Task instructions ▸ Identify every line in the records below that contains the word "screenshot", and reproduce each one.

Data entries
──────
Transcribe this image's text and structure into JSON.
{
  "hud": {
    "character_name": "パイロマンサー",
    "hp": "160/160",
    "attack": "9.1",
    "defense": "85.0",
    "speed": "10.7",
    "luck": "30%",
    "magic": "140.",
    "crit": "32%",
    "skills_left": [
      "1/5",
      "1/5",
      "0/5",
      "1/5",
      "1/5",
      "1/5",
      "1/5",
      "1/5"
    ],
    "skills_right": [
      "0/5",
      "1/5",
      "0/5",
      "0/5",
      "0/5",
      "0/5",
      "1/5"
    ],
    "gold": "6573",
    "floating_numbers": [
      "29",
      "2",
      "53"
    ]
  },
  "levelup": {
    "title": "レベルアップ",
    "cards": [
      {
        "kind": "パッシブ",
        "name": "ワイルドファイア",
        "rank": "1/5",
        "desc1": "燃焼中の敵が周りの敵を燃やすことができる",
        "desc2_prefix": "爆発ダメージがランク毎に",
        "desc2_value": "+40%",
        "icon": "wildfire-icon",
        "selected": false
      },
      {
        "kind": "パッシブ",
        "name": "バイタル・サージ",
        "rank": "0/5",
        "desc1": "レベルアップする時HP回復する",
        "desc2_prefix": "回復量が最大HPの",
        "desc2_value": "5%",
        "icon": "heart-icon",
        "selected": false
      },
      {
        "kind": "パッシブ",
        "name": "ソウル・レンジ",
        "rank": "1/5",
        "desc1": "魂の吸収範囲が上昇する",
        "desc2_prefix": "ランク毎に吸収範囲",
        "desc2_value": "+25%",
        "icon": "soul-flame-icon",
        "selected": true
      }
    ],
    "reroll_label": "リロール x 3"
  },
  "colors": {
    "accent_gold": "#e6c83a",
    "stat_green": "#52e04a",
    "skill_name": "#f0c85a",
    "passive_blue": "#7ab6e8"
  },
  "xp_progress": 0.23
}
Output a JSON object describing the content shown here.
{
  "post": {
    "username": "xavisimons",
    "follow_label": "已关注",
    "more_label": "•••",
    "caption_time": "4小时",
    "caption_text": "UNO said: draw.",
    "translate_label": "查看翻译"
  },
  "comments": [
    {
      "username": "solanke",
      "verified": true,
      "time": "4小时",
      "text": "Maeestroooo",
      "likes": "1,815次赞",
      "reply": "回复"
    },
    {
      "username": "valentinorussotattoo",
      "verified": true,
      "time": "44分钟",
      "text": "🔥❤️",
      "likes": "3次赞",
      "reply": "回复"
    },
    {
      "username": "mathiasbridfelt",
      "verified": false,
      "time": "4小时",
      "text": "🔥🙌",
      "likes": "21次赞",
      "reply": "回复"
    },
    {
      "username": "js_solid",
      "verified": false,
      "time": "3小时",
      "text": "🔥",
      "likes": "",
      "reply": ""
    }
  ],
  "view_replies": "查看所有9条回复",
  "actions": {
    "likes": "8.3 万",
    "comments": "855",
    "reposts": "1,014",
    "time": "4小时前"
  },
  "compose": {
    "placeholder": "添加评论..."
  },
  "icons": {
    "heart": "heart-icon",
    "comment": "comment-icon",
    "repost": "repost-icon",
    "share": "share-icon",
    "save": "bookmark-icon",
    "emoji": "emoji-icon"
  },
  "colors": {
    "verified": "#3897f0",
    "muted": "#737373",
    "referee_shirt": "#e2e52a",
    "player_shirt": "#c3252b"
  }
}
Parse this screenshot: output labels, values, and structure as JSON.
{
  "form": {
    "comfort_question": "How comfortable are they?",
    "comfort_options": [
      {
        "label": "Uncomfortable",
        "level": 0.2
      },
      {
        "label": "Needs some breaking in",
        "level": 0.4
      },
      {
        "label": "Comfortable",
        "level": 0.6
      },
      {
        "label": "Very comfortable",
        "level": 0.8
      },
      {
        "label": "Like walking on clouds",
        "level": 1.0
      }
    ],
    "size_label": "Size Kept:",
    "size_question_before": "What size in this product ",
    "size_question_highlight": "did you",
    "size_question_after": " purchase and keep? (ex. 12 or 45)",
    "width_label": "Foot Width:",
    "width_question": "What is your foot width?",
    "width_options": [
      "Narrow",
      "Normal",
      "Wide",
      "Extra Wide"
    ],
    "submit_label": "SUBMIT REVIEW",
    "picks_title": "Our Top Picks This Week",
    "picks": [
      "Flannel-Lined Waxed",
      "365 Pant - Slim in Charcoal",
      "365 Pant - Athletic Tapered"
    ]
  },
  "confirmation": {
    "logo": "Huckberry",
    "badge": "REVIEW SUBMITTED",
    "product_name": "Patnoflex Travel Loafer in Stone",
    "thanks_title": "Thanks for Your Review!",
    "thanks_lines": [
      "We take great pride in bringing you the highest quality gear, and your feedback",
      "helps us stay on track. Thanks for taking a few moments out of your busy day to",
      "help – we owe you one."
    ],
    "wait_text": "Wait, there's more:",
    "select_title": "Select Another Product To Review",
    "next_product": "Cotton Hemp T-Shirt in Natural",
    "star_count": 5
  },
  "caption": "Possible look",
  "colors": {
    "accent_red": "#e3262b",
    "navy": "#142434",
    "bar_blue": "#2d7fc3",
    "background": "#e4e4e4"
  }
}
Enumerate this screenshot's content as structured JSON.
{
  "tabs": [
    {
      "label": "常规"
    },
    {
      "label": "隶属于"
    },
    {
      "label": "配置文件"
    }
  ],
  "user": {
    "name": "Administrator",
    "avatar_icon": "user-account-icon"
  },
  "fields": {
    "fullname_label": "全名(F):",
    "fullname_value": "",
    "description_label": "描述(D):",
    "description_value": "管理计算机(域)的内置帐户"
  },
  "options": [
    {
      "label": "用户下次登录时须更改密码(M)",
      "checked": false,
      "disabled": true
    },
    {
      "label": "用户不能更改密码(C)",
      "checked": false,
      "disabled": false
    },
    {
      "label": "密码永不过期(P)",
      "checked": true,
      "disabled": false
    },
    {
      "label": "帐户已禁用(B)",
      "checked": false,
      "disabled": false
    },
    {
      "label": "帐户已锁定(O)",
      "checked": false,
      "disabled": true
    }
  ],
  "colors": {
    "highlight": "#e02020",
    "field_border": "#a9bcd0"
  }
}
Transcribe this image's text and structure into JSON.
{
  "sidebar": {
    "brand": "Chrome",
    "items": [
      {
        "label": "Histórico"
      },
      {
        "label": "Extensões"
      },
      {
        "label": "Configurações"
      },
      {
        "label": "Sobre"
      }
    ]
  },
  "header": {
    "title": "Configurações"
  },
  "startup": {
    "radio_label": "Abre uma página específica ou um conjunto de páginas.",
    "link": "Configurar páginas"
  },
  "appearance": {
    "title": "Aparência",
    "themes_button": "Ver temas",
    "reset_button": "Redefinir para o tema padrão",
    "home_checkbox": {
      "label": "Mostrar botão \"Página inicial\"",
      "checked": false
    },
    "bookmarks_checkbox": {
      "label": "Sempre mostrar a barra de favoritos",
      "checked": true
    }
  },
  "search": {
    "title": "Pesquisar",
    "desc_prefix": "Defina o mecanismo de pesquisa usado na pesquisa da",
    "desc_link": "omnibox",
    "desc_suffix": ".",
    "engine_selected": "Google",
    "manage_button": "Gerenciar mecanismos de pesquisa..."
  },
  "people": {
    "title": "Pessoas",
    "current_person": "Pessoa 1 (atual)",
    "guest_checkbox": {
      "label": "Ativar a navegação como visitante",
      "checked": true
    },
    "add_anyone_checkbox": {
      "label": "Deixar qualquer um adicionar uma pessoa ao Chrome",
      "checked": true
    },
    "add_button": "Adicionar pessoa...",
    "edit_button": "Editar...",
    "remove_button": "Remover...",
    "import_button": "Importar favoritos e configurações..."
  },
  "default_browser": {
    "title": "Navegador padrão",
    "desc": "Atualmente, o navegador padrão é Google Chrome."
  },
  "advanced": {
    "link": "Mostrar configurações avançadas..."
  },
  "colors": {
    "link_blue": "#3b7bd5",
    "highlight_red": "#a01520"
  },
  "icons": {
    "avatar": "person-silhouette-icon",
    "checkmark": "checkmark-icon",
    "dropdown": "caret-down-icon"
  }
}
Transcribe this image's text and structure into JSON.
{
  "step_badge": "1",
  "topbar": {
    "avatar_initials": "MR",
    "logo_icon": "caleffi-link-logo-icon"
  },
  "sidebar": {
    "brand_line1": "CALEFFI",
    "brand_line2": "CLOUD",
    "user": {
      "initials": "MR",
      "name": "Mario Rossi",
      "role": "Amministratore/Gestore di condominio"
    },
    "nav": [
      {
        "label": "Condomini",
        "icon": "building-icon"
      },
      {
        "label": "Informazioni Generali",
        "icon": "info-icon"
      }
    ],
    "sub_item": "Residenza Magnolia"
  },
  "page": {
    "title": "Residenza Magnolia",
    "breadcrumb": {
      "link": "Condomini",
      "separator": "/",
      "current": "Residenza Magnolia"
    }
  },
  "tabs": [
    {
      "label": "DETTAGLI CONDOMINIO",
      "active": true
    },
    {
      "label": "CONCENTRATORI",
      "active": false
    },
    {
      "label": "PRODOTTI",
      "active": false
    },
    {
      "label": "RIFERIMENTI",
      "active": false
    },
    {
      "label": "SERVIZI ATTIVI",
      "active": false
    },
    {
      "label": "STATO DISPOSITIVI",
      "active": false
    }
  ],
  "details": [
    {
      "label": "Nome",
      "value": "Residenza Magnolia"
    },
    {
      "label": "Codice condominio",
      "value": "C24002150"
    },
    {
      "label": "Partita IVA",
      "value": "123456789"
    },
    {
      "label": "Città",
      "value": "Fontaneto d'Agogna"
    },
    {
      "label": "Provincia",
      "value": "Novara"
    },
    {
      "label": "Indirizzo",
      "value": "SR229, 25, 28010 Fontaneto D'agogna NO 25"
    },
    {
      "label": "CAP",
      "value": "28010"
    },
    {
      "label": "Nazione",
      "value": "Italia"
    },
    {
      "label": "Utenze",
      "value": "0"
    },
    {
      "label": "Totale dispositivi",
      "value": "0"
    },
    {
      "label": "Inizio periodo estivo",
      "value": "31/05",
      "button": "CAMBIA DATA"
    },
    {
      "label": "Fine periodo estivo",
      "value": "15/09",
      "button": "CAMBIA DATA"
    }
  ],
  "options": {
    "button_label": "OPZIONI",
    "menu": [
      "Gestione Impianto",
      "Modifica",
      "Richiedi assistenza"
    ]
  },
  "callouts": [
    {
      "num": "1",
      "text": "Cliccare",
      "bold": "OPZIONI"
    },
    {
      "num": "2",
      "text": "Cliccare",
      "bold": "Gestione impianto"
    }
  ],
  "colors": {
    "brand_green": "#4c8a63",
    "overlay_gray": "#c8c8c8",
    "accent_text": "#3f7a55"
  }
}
──────
Exercise response ▸
Parse this screenshot: output labels, values, and structure as JSON.
Enumerate this screenshot's content as structured JSON.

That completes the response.